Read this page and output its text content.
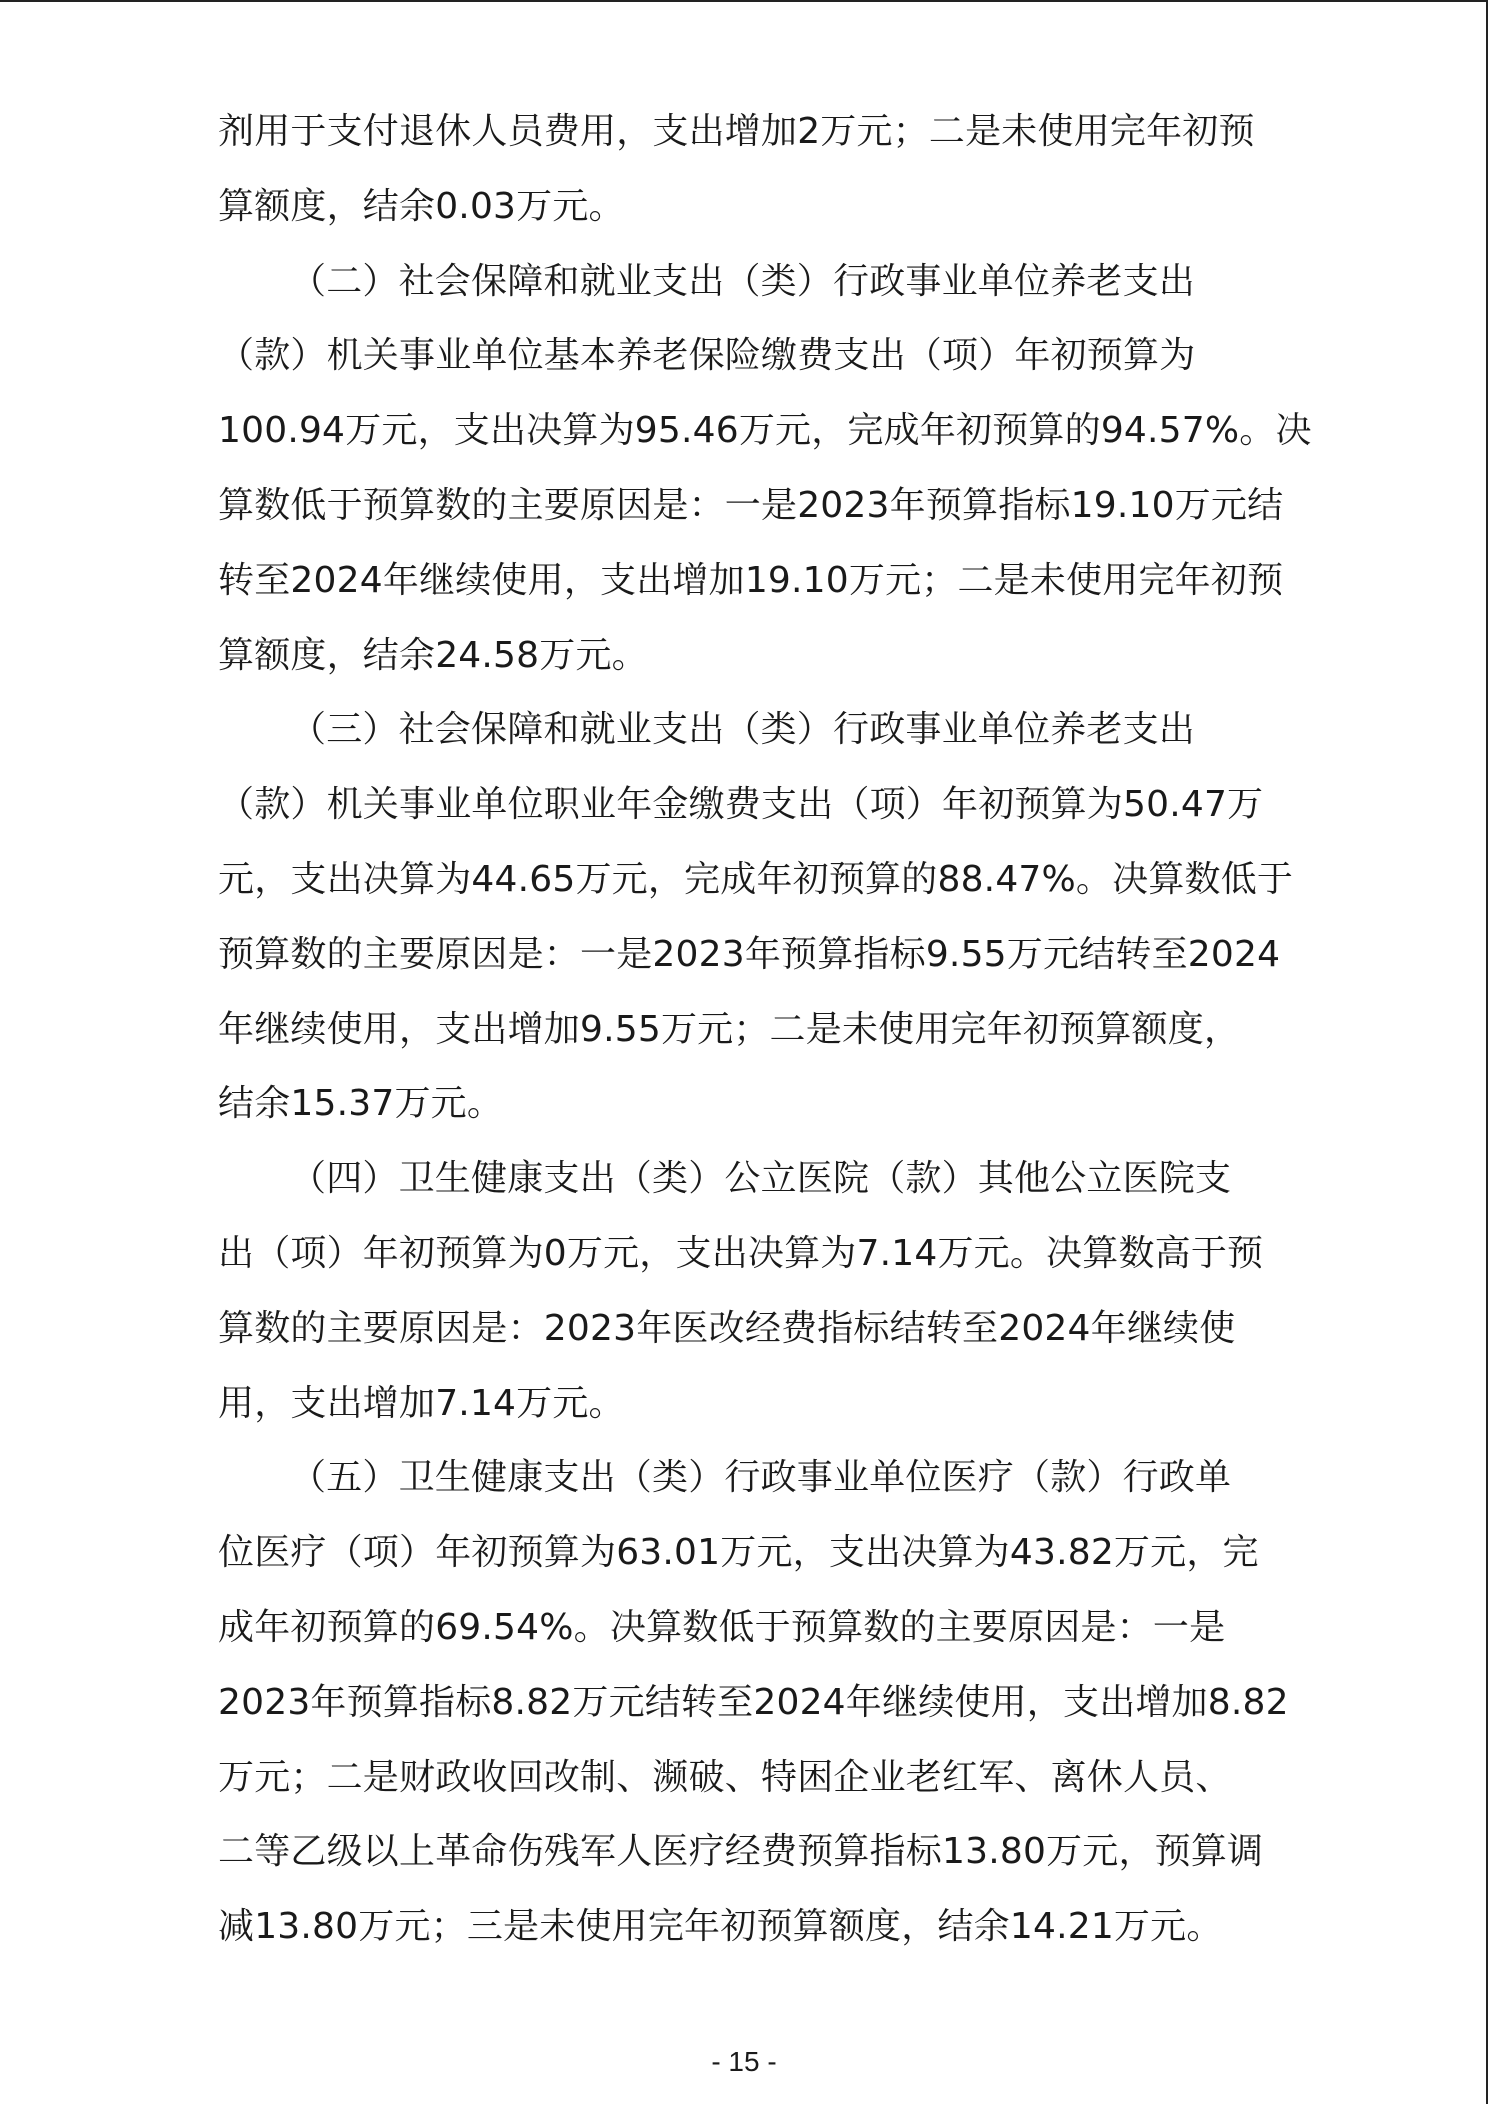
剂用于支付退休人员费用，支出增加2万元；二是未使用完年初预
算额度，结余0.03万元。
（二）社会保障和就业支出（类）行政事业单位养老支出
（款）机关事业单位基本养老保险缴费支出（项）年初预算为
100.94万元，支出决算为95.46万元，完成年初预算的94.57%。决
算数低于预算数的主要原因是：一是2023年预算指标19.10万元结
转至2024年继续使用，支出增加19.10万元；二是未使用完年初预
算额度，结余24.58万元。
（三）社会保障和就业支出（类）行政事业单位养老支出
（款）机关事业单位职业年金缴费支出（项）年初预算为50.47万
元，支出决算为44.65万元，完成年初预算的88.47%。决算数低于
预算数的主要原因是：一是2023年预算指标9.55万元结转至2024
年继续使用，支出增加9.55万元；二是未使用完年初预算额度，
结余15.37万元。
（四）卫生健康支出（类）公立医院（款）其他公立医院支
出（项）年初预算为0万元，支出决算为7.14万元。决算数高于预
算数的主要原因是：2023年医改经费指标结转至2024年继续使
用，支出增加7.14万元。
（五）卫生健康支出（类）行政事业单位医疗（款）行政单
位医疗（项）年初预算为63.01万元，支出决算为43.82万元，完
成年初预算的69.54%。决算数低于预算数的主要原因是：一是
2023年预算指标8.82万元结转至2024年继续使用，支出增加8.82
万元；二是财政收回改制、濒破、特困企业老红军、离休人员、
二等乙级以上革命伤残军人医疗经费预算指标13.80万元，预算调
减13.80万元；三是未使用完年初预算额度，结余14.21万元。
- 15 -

*****

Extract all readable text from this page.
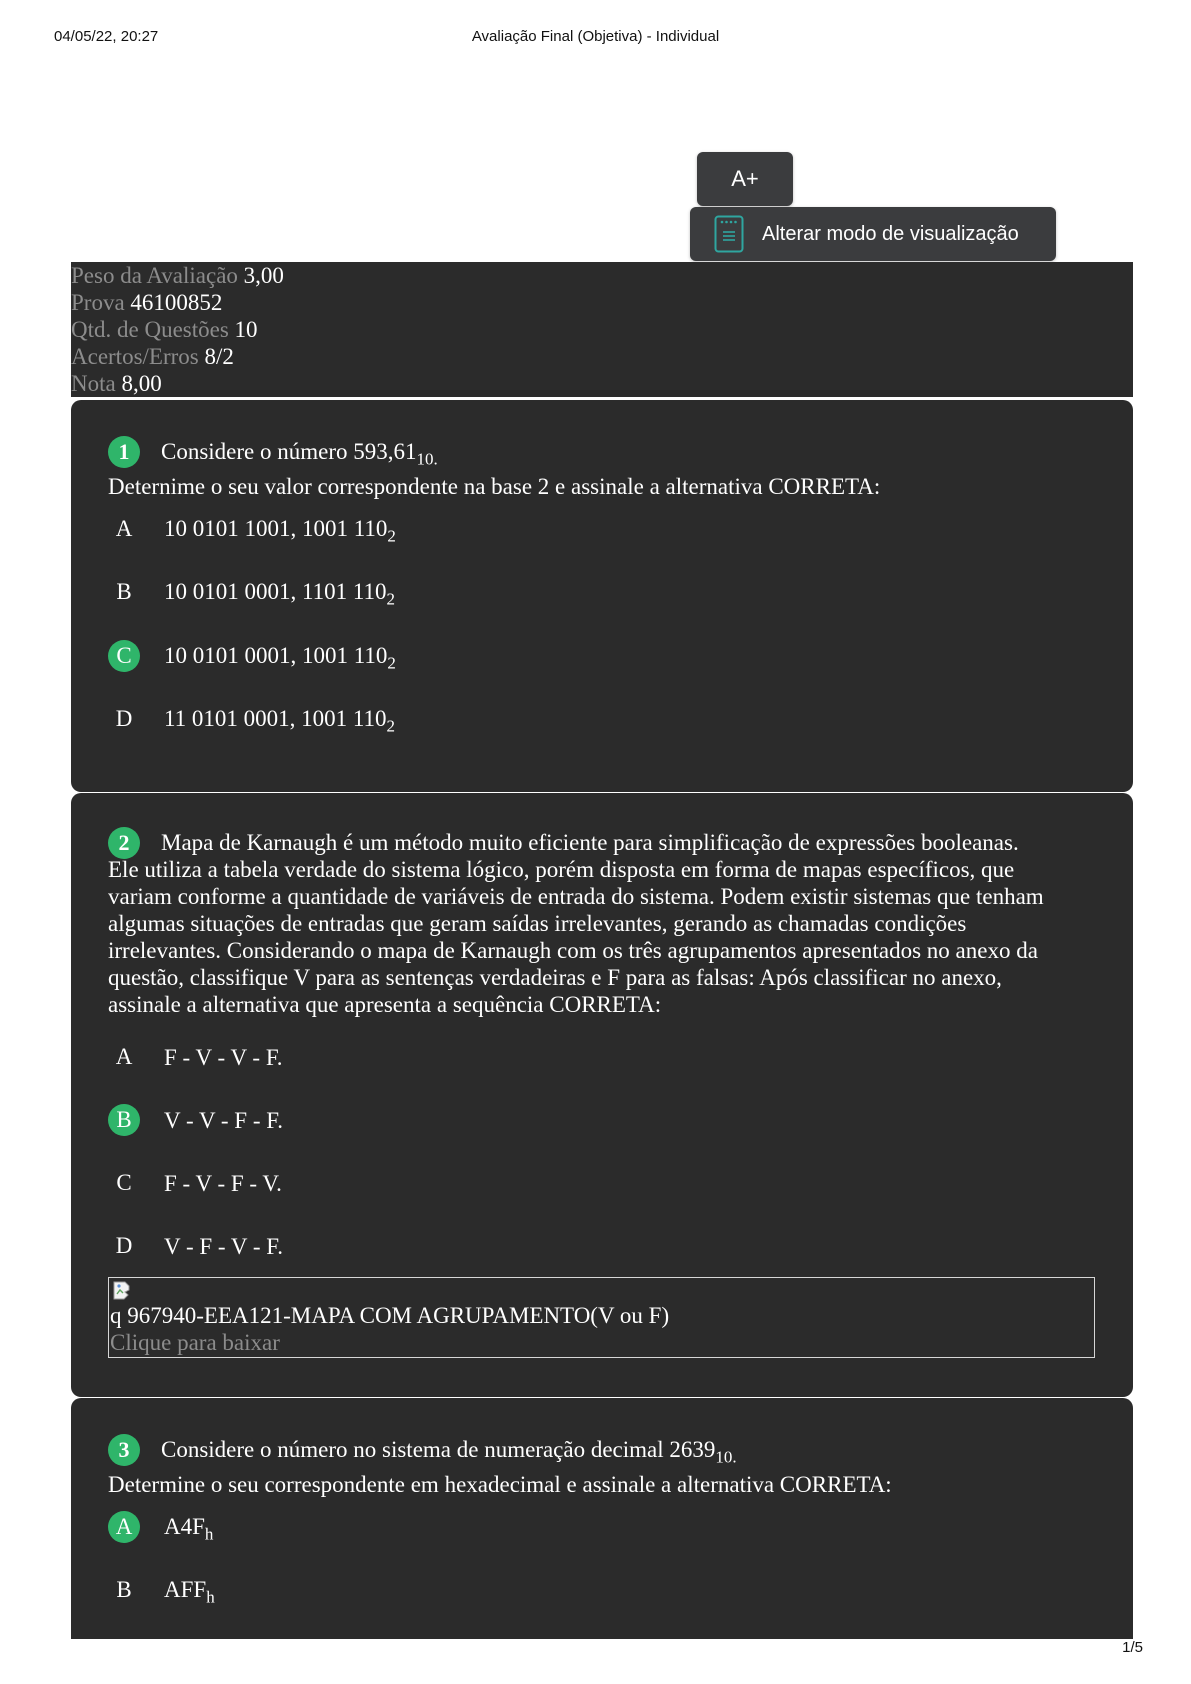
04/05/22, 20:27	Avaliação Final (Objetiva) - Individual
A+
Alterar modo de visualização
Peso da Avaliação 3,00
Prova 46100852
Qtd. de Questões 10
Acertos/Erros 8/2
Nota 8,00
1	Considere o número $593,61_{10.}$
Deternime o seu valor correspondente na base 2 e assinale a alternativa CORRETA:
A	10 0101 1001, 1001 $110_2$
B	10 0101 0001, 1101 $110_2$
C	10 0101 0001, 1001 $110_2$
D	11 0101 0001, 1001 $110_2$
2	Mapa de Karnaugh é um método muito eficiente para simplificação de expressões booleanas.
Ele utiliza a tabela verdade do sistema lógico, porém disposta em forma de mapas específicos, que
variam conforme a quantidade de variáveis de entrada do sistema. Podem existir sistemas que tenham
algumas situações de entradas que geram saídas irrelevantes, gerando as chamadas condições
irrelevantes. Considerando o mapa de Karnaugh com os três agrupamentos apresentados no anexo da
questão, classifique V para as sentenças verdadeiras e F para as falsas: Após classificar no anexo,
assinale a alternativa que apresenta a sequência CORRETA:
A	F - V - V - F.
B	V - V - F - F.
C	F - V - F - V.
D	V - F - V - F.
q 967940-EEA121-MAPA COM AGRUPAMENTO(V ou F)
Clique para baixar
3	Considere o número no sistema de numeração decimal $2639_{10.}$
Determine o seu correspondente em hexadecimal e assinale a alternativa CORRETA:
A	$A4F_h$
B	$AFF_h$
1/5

*****

Every line holding "卫生健康支出" should be copied out.

（四）卫生健康支出（类）公立医院（款）其他公立医院支
（五）卫生健康支出（类）行政事业单位医疗（款）行政单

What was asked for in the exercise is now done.